** START Excerpted data **
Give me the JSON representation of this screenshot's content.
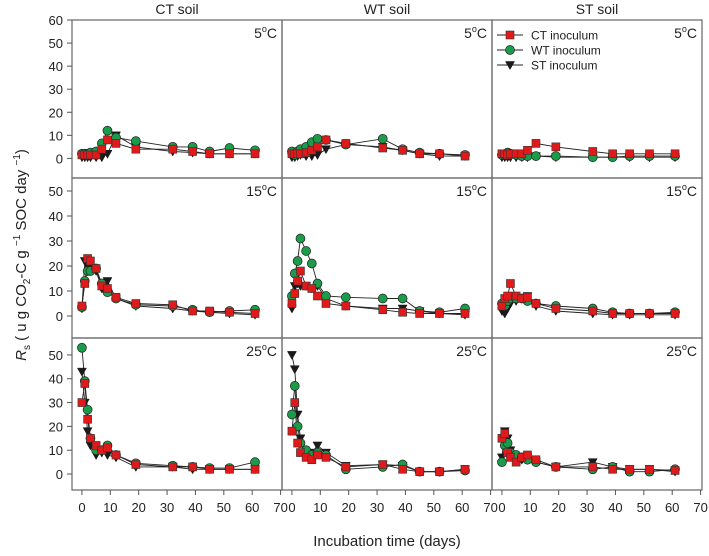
{
  "chart_data": {
    "type": "line",
    "xlabel": "Incubation time (days)",
    "ylabel": {
      "r": "R",
      "sub": "s",
      "p1": " ( u g CO",
      "sub2": "2",
      "p2": "-C g ",
      "sup1": "−1",
      "p3": " SOC day ",
      "sup2": "−1",
      "p4": ")"
    },
    "columns": [
      "CT soil",
      "WT soil",
      "ST soil"
    ],
    "rows": [
      "5°C",
      "15°C",
      "25°C"
    ],
    "temp_labels": [
      {
        "num": "5",
        "deg": "o",
        "unit": "C"
      },
      {
        "num": "15",
        "deg": "o",
        "unit": "C"
      },
      {
        "num": "25",
        "deg": "o",
        "unit": "C"
      }
    ],
    "xlim": [
      -3.5,
      70.5
    ],
    "xticks": [
      "0",
      "10",
      "20",
      "30",
      "40",
      "50",
      "60",
      "70"
    ],
    "row_ylims": [
      [
        -8.5,
        60
      ],
      [
        -8.8,
        55.2
      ],
      [
        -6.7,
        57.1
      ]
    ],
    "row_yticks": [
      [
        "0",
        "10",
        "20",
        "30",
        "40",
        "50",
        "60"
      ],
      [
        "0",
        "10",
        "20",
        "30",
        "40",
        "50"
      ],
      [
        "0",
        "10",
        "20",
        "30",
        "40",
        "50"
      ]
    ],
    "legend": {
      "placement": "top-left of ST soil 5°C panel",
      "entries": [
        "CT inoculum",
        "WT inoculum",
        "ST inoculum"
      ]
    },
    "series_styles": [
      {
        "name": "CT inoculum",
        "marker": "square",
        "color": "#e01a1a"
      },
      {
        "name": "WT inoculum",
        "marker": "circle",
        "color": "#1a9c4a"
      },
      {
        "name": "ST inoculum",
        "marker": "triangle-down",
        "color": "#1a1a1a"
      }
    ],
    "x": [
      0,
      1,
      2,
      3,
      5,
      7,
      9,
      12,
      19,
      32,
      39,
      45,
      52,
      61
    ],
    "panels": [
      {
        "soil": "CT soil",
        "temp": "5°C",
        "series": [
          [
            1.5,
            1.5,
            1.5,
            1.5,
            1.5,
            4,
            8,
            6.5,
            4,
            4,
            3,
            2,
            2,
            2
          ],
          [
            2,
            2,
            2,
            2.5,
            3,
            6.5,
            12,
            9,
            7.5,
            5,
            5,
            3,
            4.5,
            3.5
          ],
          [
            0.5,
            0.5,
            0.5,
            0.5,
            0.5,
            0.5,
            2,
            10,
            5,
            3,
            2.5,
            2,
            2,
            2
          ]
        ]
      },
      {
        "soil": "WT soil",
        "temp": "5°C",
        "series": [
          [
            2,
            2,
            2,
            2,
            2.5,
            3.5,
            5,
            8,
            6.5,
            4.5,
            3.5,
            2,
            2,
            1
          ],
          [
            3,
            1.5,
            3,
            4,
            5,
            7,
            8.5,
            8,
            6,
            8.5,
            4,
            2.5,
            2,
            1.5
          ],
          [
            0.5,
            0.5,
            1,
            1.5,
            1,
            1,
            1.5,
            4,
            6,
            5,
            3.5,
            2,
            1,
            1
          ]
        ]
      },
      {
        "soil": "ST soil",
        "temp": "5°C",
        "series": [
          [
            2,
            2,
            1.5,
            2,
            2,
            2,
            3.5,
            6.5,
            5,
            3,
            2,
            2,
            2,
            2
          ],
          [
            1.5,
            1.5,
            2.5,
            2,
            1.5,
            1,
            1,
            1,
            1,
            0.5,
            0.5,
            1,
            1,
            1
          ],
          [
            0.5,
            0.5,
            0.5,
            0.5,
            0.5,
            0.5,
            0.5,
            1,
            0.5,
            0.5,
            0.5,
            0.5,
            0.5,
            0.5
          ]
        ]
      },
      {
        "soil": "CT soil",
        "temp": "15°C",
        "series": [
          [
            4,
            13,
            23,
            22,
            19,
            12,
            11,
            7.5,
            5,
            4.5,
            2,
            2,
            1.5,
            1
          ],
          [
            3.5,
            14,
            18,
            18,
            19,
            13,
            9.5,
            7,
            4.5,
            4,
            2.5,
            1.5,
            2,
            2.5
          ],
          [
            3,
            22,
            20,
            19,
            18,
            11,
            14,
            7,
            4,
            3,
            2,
            1.5,
            1,
            0.5
          ]
        ]
      },
      {
        "soil": "WT soil",
        "temp": "15°C",
        "series": [
          [
            5,
            9,
            14,
            18,
            12,
            11,
            8,
            5,
            4,
            2.5,
            1.5,
            1,
            1,
            1
          ],
          [
            8,
            17,
            22,
            31,
            26,
            21,
            13,
            8,
            7.5,
            7,
            7,
            2,
            1.5,
            3
          ],
          [
            3,
            12,
            13,
            12,
            12,
            11,
            12,
            7,
            4,
            3,
            3,
            2,
            1,
            0.5
          ]
        ]
      },
      {
        "soil": "ST soil",
        "temp": "15°C",
        "series": [
          [
            4,
            7,
            8,
            13,
            8,
            7,
            7.5,
            5,
            3,
            2,
            1,
            1,
            1,
            1
          ],
          [
            5,
            4,
            6,
            7,
            7,
            7,
            6,
            5,
            4,
            3,
            1.5,
            1,
            1,
            1.5
          ],
          [
            2,
            1,
            3,
            5,
            6,
            7,
            8,
            4,
            2,
            1,
            0.5,
            0.5,
            0.5,
            0.5
          ]
        ]
      },
      {
        "soil": "CT soil",
        "temp": "25°C",
        "series": [
          [
            30,
            38,
            23,
            15,
            12,
            10,
            11,
            8,
            4,
            3,
            3,
            2,
            2,
            2
          ],
          [
            53,
            39,
            27,
            15,
            10,
            10,
            12,
            8,
            4.5,
            3.5,
            3,
            2.5,
            2.5,
            5
          ],
          [
            43,
            30,
            18,
            12,
            8,
            9,
            8,
            7,
            3,
            3,
            2,
            2,
            2,
            2
          ]
        ]
      },
      {
        "soil": "WT soil",
        "temp": "25°C",
        "series": [
          [
            18,
            30,
            13,
            9,
            7,
            6,
            8,
            7,
            3,
            4,
            2,
            1,
            1,
            2
          ],
          [
            25,
            37,
            20,
            13,
            10,
            8,
            9,
            8,
            2,
            3,
            4,
            1,
            1,
            1.5
          ],
          [
            50,
            44,
            25,
            15,
            9,
            9,
            12,
            9,
            3.5,
            4,
            3.5,
            1,
            1,
            2
          ]
        ]
      },
      {
        "soil": "ST soil",
        "temp": "25°C",
        "series": [
          [
            15,
            17,
            9,
            7,
            5,
            7,
            8,
            6,
            3,
            3,
            2,
            2,
            2,
            1.5
          ],
          [
            5,
            12,
            13,
            9,
            8,
            7,
            6,
            5,
            3,
            2,
            3,
            1,
            1,
            2
          ],
          [
            7,
            18,
            15,
            10,
            7,
            6,
            7,
            5,
            3,
            5,
            3,
            2,
            2,
            1
          ]
        ]
      }
    ]
  }
}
** END Excerpted data **
§ Directions
Omit the images and transcribe all of the records above word for word.

§ Solution to the exercise
Give me the JSON representation of this screenshot's content.
{
  "chart_data": {
    "type": "line",
    "xlabel": "Incubation time (days)",
    "ylabel": {
      "r": "R",
      "sub": "s",
      "p1": " ( u g CO",
      "sub2": "2",
      "p2": "-C g ",
      "sup1": "−1",
      "p3": " SOC day ",
      "sup2": "−1",
      "p4": ")"
    },
    "columns": [
      "CT soil",
      "WT soil",
      "ST soil"
    ],
    "rows": [
      "5°C",
      "15°C",
      "25°C"
    ],
    "temp_labels": [
      {
        "num": "5",
        "deg": "o",
        "unit": "C"
      },
      {
        "num": "15",
        "deg": "o",
        "unit": "C"
      },
      {
        "num": "25",
        "deg": "o",
        "unit": "C"
      }
    ],
    "xlim": [
      -3.5,
      70.5
    ],
    "xticks": [
      "0",
      "10",
      "20",
      "30",
      "40",
      "50",
      "60",
      "70"
    ],
    "row_ylims": [
      [
        -8.5,
        60
      ],
      [
        -8.8,
        55.2
      ],
      [
        -6.7,
        57.1
      ]
    ],
    "row_yticks": [
      [
        "0",
        "10",
        "20",
        "30",
        "40",
        "50",
        "60"
      ],
      [
        "0",
        "10",
        "20",
        "30",
        "40",
        "50"
      ],
      [
        "0",
        "10",
        "20",
        "30",
        "40",
        "50"
      ]
    ],
    "legend": {
      "placement": "top-left of ST soil 5°C panel",
      "entries": [
        "CT inoculum",
        "WT inoculum",
        "ST inoculum"
      ]
    },
    "series_styles": [
      {
        "name": "CT inoculum",
        "marker": "square",
        "color": "#e01a1a"
      },
      {
        "name": "WT inoculum",
        "marker": "circle",
        "color": "#1a9c4a"
      },
      {
        "name": "ST inoculum",
        "marker": "triangle-down",
        "color": "#1a1a1a"
      }
    ],
    "x": [
      0,
      1,
      2,
      3,
      5,
      7,
      9,
      12,
      19,
      32,
      39,
      45,
      52,
      61
    ],
    "panels": [
      {
        "soil": "CT soil",
        "temp": "5°C",
        "series": [
          [
            1.5,
            1.5,
            1.5,
            1.5,
            1.5,
            4,
            8,
            6.5,
            4,
            4,
            3,
            2,
            2,
            2
          ],
          [
            2,
            2,
            2,
            2.5,
            3,
            6.5,
            12,
            9,
            7.5,
            5,
            5,
            3,
            4.5,
            3.5
          ],
          [
            0.5,
            0.5,
            0.5,
            0.5,
            0.5,
            0.5,
            2,
            10,
            5,
            3,
            2.5,
            2,
            2,
            2
          ]
        ]
      },
      {
        "soil": "WT soil",
        "temp": "5°C",
        "series": [
          [
            2,
            2,
            2,
            2,
            2.5,
            3.5,
            5,
            8,
            6.5,
            4.5,
            3.5,
            2,
            2,
            1
          ],
          [
            3,
            1.5,
            3,
            4,
            5,
            7,
            8.5,
            8,
            6,
            8.5,
            4,
            2.5,
            2,
            1.5
          ],
          [
            0.5,
            0.5,
            1,
            1.5,
            1,
            1,
            1.5,
            4,
            6,
            5,
            3.5,
            2,
            1,
            1
          ]
        ]
      },
      {
        "soil": "ST soil",
        "temp": "5°C",
        "series": [
          [
            2,
            2,
            1.5,
            2,
            2,
            2,
            3.5,
            6.5,
            5,
            3,
            2,
            2,
            2,
            2
          ],
          [
            1.5,
            1.5,
            2.5,
            2,
            1.5,
            1,
            1,
            1,
            1,
            0.5,
            0.5,
            1,
            1,
            1
          ],
          [
            0.5,
            0.5,
            0.5,
            0.5,
            0.5,
            0.5,
            0.5,
            1,
            0.5,
            0.5,
            0.5,
            0.5,
            0.5,
            0.5
          ]
        ]
      },
      {
        "soil": "CT soil",
        "temp": "15°C",
        "series": [
          [
            4,
            13,
            23,
            22,
            19,
            12,
            11,
            7.5,
            5,
            4.5,
            2,
            2,
            1.5,
            1
          ],
          [
            3.5,
            14,
            18,
            18,
            19,
            13,
            9.5,
            7,
            4.5,
            4,
            2.5,
            1.5,
            2,
            2.5
          ],
          [
            3,
            22,
            20,
            19,
            18,
            11,
            14,
            7,
            4,
            3,
            2,
            1.5,
            1,
            0.5
          ]
        ]
      },
      {
        "soil": "WT soil",
        "temp": "15°C",
        "series": [
          [
            5,
            9,
            14,
            18,
            12,
            11,
            8,
            5,
            4,
            2.5,
            1.5,
            1,
            1,
            1
          ],
          [
            8,
            17,
            22,
            31,
            26,
            21,
            13,
            8,
            7.5,
            7,
            7,
            2,
            1.5,
            3
          ],
          [
            3,
            12,
            13,
            12,
            12,
            11,
            12,
            7,
            4,
            3,
            3,
            2,
            1,
            0.5
          ]
        ]
      },
      {
        "soil": "ST soil",
        "temp": "15°C",
        "series": [
          [
            4,
            7,
            8,
            13,
            8,
            7,
            7.5,
            5,
            3,
            2,
            1,
            1,
            1,
            1
          ],
          [
            5,
            4,
            6,
            7,
            7,
            7,
            6,
            5,
            4,
            3,
            1.5,
            1,
            1,
            1.5
          ],
          [
            2,
            1,
            3,
            5,
            6,
            7,
            8,
            4,
            2,
            1,
            0.5,
            0.5,
            0.5,
            0.5
          ]
        ]
      },
      {
        "soil": "CT soil",
        "temp": "25°C",
        "series": [
          [
            30,
            38,
            23,
            15,
            12,
            10,
            11,
            8,
            4,
            3,
            3,
            2,
            2,
            2
          ],
          [
            53,
            39,
            27,
            15,
            10,
            10,
            12,
            8,
            4.5,
            3.5,
            3,
            2.5,
            2.5,
            5
          ],
          [
            43,
            30,
            18,
            12,
            8,
            9,
            8,
            7,
            3,
            3,
            2,
            2,
            2,
            2
          ]
        ]
      },
      {
        "soil": "WT soil",
        "temp": "25°C",
        "series": [
          [
            18,
            30,
            13,
            9,
            7,
            6,
            8,
            7,
            3,
            4,
            2,
            1,
            1,
            2
          ],
          [
            25,
            37,
            20,
            13,
            10,
            8,
            9,
            8,
            2,
            3,
            4,
            1,
            1,
            1.5
          ],
          [
            50,
            44,
            25,
            15,
            9,
            9,
            12,
            9,
            3.5,
            4,
            3.5,
            1,
            1,
            2
          ]
        ]
      },
      {
        "soil": "ST soil",
        "temp": "25°C",
        "series": [
          [
            15,
            17,
            9,
            7,
            5,
            7,
            8,
            6,
            3,
            3,
            2,
            2,
            2,
            1.5
          ],
          [
            5,
            12,
            13,
            9,
            8,
            7,
            6,
            5,
            3,
            2,
            3,
            1,
            1,
            2
          ],
          [
            7,
            18,
            15,
            10,
            7,
            6,
            7,
            5,
            3,
            5,
            3,
            2,
            2,
            1
          ]
        ]
      }
    ]
  }
}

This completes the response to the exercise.